PROBLEM DESCRIPTION – Pictures stay out of your copy, but everything else in the records below must be repeated exactly.

┌──

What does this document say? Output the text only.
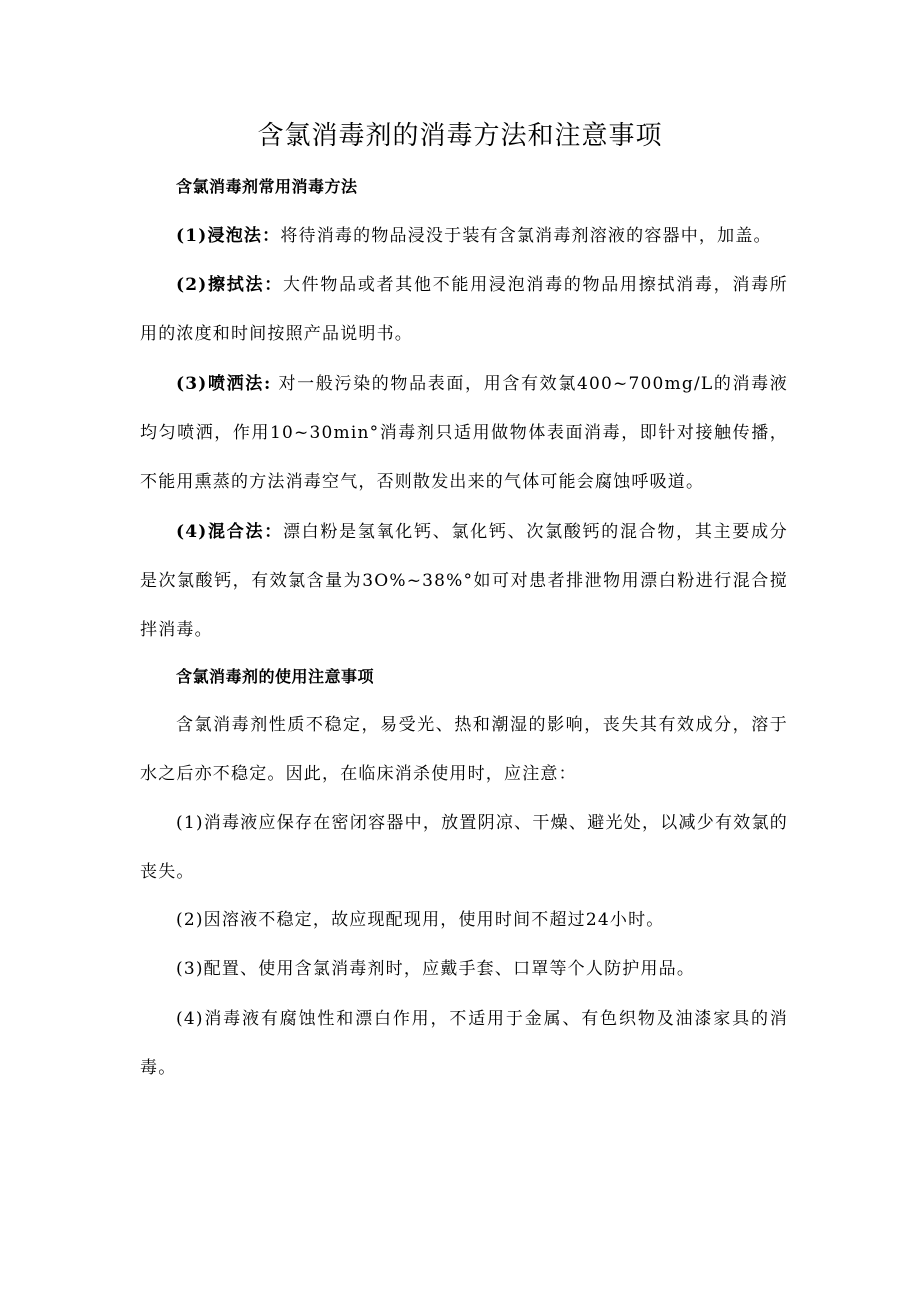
含氯消毒剂的消毒方法和注意事项
含氯消毒剂常用消毒方法

(1)浸泡法：将待消毒的物品浸没于装有含氯消毒剂溶液的容器中，加盖。

(2)擦拭法：大件物品或者其他不能用浸泡消毒的物品用擦拭消毒，消毒所用的浓度和时间按照产品说明书。

(3)喷洒法: 对一般污染的物品表面，用含有效氯400~700mg/L的消毒液均匀喷洒，作用10~30min°消毒剂只适用做物体表面消毒，即针对接触传播，不能用熏蒸的方法消毒空气，否则散发出来的气体可能会腐蚀呼吸道。

(4)混合法：漂白粉是氢氧化钙、氯化钙、次氯酸钙的混合物，其主要成分是次氯酸钙，有效氯含量为3O%~38%°如可对患者排泄物用漂白粉进行混合搅拌消毒。

含氯消毒剂的使用注意事项

含氯消毒剂性质不稳定，易受光、热和潮湿的影响，丧失其有效成分，溶于水之后亦不稳定。因此，在临床消杀使用时，应注意：

(1)消毒液应保存在密闭容器中，放置阴凉、干燥、避光处，以减少有效氯的丧失。

(2)因溶液不稳定，故应现配现用，使用时间不超过24小时。

(3)配置、使用含氯消毒剂时，应戴手套、口罩等个人防护用品。

(4)消毒液有腐蚀性和漂白作用，不适用于金属、有色织物及油漆家具的消毒。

└──

THE REPLY –
What does this document say? Output the text only.
含氯消毒剂的消毒方法和注意事项
含氯消毒剂常用消毒方法

(1)浸泡法：将待消毒的物品浸没于装有含氯消毒剂溶液的容器中，加盖。

(2)擦拭法：大件物品或者其他不能用浸泡消毒的物品用擦拭消毒，消毒所用的浓度和时间按照产品说明书。

(3)喷洒法: 对一般污染的物品表面，用含有效氯400~700mg/L的消毒液均匀喷洒，作用10~30min°消毒剂只适用做物体表面消毒，即针对接触传播，不能用熏蒸的方法消毒空气，否则散发出来的气体可能会腐蚀呼吸道。

(4)混合法：漂白粉是氢氧化钙、氯化钙、次氯酸钙的混合物，其主要成分是次氯酸钙，有效氯含量为3O%~38%°如可对患者排泄物用漂白粉进行混合搅拌消毒。

含氯消毒剂的使用注意事项

含氯消毒剂性质不稳定，易受光、热和潮湿的影响，丧失其有效成分，溶于水之后亦不稳定。因此，在临床消杀使用时，应注意：

(1)消毒液应保存在密闭容器中，放置阴凉、干燥、避光处，以减少有效氯的丧失。

(2)因溶液不稳定，故应现配现用，使用时间不超过24小时。

(3)配置、使用含氯消毒剂时，应戴手套、口罩等个人防护用品。

(4)消毒液有腐蚀性和漂白作用，不适用于金属、有色织物及油漆家具的消毒。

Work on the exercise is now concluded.